● **Set problem**:
Review the lines that follow and copy each one that contains the word "области".

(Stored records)

>>>

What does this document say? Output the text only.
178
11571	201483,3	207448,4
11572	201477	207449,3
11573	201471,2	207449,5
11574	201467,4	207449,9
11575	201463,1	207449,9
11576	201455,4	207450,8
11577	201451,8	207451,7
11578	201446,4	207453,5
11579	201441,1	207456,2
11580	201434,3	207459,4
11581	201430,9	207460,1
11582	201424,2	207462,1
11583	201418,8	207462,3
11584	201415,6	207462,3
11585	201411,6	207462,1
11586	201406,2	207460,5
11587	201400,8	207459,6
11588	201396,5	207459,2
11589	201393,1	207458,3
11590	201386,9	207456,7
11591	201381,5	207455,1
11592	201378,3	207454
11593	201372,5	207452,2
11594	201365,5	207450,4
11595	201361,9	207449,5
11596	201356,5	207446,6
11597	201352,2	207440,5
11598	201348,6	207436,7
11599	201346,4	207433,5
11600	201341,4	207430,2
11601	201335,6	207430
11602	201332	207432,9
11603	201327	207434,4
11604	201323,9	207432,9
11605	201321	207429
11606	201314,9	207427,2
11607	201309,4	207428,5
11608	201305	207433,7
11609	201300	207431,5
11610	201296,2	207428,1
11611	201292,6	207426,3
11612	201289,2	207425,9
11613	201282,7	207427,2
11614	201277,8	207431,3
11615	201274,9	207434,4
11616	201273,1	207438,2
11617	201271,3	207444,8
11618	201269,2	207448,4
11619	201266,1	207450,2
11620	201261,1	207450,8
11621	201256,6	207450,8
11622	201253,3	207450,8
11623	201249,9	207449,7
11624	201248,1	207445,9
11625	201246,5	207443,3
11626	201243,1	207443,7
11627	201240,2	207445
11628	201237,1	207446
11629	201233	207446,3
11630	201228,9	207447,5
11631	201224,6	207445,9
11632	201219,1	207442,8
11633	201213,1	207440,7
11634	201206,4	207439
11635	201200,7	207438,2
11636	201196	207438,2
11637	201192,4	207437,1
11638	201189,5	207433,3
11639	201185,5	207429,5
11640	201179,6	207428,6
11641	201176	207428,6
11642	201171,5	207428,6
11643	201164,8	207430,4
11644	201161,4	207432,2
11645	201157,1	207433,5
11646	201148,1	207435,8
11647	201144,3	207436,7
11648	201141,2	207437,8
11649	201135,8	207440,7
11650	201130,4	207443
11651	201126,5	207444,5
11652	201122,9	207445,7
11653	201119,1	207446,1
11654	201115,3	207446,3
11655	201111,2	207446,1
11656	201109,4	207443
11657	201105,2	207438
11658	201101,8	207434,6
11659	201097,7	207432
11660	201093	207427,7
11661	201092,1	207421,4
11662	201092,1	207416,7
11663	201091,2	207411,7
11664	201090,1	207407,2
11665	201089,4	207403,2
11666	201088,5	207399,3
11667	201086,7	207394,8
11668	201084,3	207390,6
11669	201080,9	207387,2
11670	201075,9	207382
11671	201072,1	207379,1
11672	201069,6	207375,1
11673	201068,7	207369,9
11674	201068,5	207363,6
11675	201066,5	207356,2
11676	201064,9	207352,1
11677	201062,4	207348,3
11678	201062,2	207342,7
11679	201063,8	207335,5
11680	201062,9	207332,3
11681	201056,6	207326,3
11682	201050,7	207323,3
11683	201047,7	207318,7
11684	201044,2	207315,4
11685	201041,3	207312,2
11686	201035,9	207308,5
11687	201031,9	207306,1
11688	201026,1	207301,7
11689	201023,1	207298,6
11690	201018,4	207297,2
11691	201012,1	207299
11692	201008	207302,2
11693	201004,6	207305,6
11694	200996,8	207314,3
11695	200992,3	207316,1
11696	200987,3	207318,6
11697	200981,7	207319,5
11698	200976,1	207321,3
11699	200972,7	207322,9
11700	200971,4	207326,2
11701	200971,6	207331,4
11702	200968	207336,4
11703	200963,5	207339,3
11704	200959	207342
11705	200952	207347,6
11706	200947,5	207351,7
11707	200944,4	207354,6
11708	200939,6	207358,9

<<<
>>>

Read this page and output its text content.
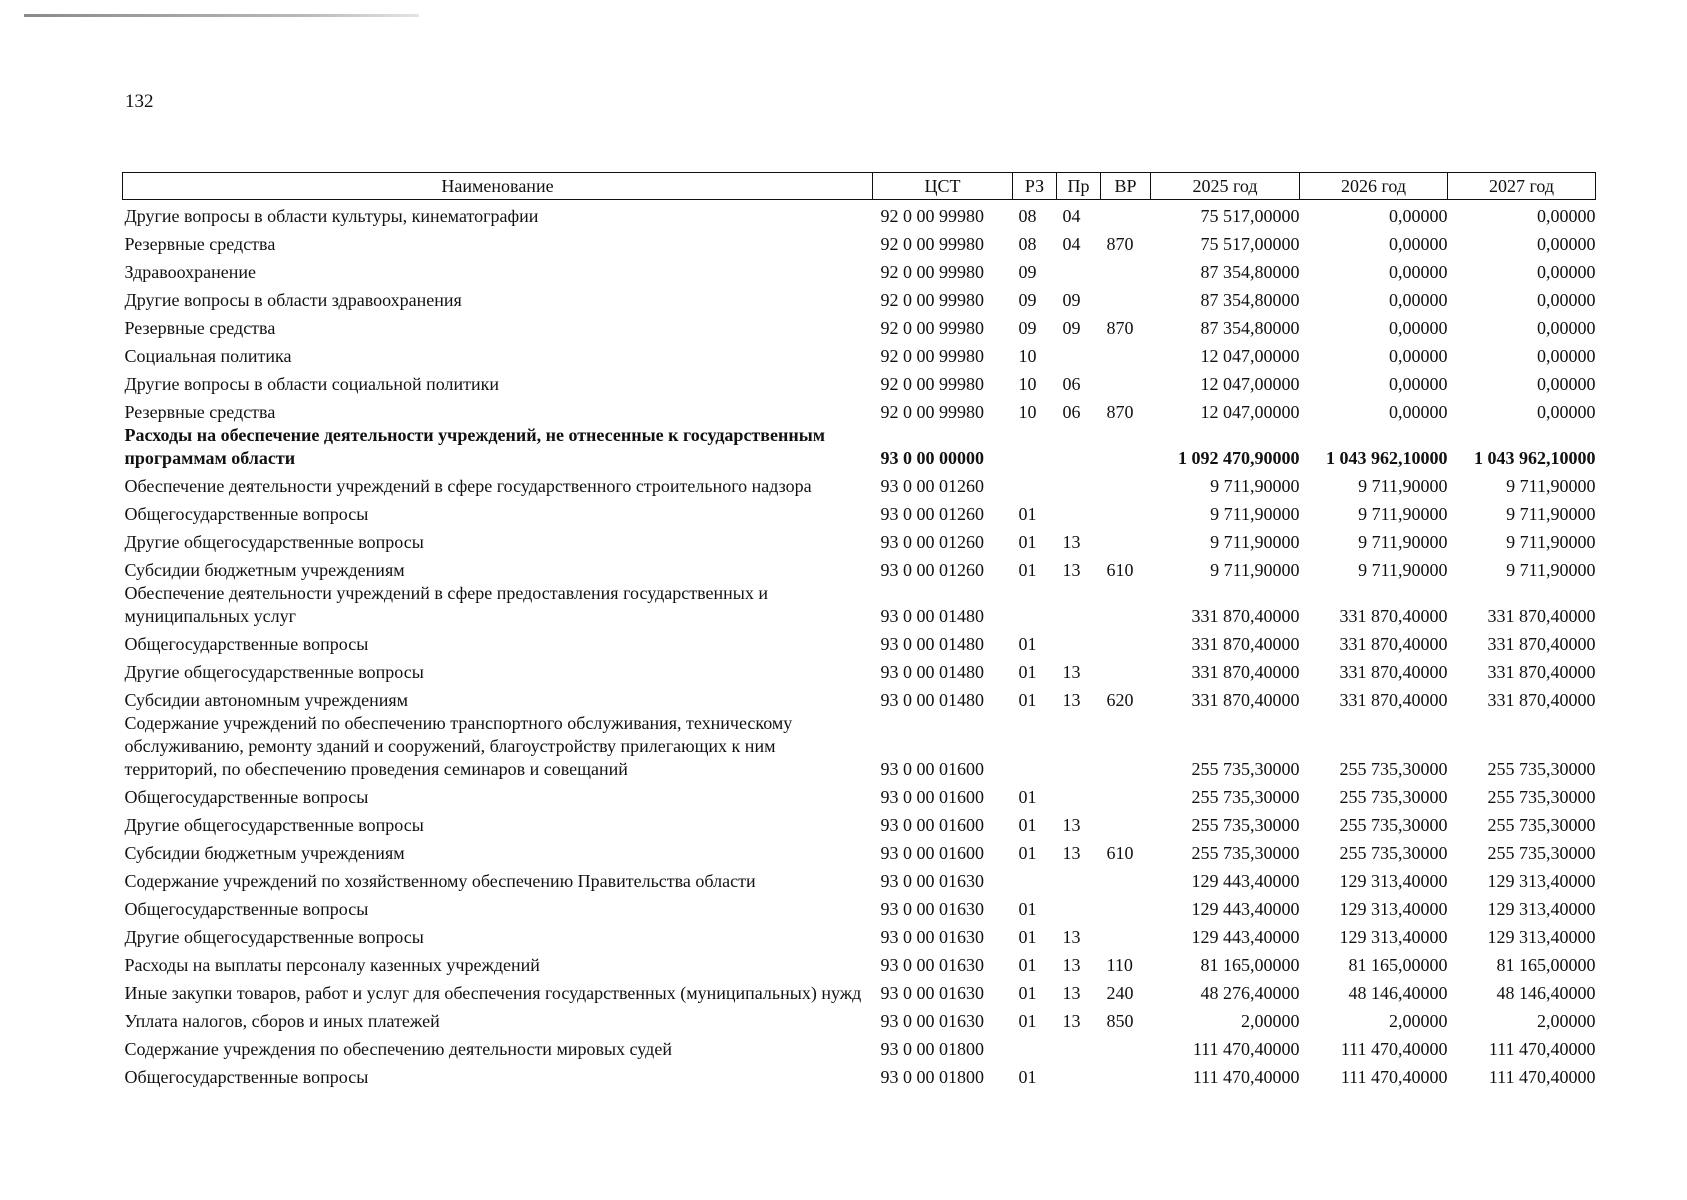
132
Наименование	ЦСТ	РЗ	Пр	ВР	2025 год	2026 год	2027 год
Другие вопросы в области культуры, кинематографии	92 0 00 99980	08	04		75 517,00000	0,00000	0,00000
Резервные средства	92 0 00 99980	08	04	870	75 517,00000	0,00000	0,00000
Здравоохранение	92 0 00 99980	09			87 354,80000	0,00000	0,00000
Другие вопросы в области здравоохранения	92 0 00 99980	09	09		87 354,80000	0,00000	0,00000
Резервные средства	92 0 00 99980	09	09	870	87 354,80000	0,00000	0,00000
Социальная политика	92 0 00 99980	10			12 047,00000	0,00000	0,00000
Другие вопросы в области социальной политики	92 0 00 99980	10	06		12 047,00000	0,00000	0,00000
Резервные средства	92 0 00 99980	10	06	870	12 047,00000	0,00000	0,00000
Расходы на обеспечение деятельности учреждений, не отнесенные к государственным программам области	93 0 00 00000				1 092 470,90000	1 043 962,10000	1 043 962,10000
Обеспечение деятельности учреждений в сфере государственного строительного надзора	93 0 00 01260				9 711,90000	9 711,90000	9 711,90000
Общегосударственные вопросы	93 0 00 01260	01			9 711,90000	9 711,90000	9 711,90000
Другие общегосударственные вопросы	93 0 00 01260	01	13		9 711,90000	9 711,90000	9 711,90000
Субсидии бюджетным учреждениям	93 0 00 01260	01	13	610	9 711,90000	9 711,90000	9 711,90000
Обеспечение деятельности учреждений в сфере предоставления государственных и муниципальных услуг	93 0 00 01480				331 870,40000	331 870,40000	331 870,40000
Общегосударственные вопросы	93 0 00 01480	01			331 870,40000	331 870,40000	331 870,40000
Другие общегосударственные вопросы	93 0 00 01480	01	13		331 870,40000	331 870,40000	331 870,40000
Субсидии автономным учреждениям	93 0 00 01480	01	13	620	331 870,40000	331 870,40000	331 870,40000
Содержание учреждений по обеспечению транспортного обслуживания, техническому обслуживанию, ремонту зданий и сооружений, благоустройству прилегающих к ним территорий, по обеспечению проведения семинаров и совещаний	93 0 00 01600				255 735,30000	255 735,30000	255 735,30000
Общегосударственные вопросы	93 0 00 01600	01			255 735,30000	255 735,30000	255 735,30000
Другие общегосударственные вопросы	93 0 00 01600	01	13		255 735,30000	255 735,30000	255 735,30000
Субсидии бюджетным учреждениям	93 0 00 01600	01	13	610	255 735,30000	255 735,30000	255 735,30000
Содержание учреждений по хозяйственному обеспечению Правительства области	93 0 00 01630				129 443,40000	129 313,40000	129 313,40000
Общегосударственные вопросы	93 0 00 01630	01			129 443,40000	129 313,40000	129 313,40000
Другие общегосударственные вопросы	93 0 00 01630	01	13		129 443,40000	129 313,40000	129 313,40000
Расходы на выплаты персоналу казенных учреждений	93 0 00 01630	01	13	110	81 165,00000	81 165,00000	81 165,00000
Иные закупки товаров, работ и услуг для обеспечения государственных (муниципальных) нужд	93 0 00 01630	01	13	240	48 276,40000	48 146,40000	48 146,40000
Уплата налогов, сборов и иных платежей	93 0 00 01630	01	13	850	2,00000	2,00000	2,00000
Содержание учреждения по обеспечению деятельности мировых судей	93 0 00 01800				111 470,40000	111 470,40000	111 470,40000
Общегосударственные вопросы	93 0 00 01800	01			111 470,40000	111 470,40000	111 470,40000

<<<

● **Solution**:
Другие вопросы в области культуры, кинематографии	92 0 00 99980	08	04		75 517,00000	0,00000	0,00000
Другие вопросы в области здравоохранения	92 0 00 99980	09	09		87 354,80000	0,00000	0,00000
Другие вопросы в области социальной политики	92 0 00 99980	10	06		12 047,00000	0,00000	0,00000
Расходы на обеспечение деятельности учреждений, не отнесенные к государственным программам области	93 0 00 00000				1 092 470,90000	1 043 962,10000	1 043 962,10000
Содержание учреждений по хозяйственному обеспечению Правительства области	93 0 00 01630				129 443,40000	129 313,40000	129 313,40000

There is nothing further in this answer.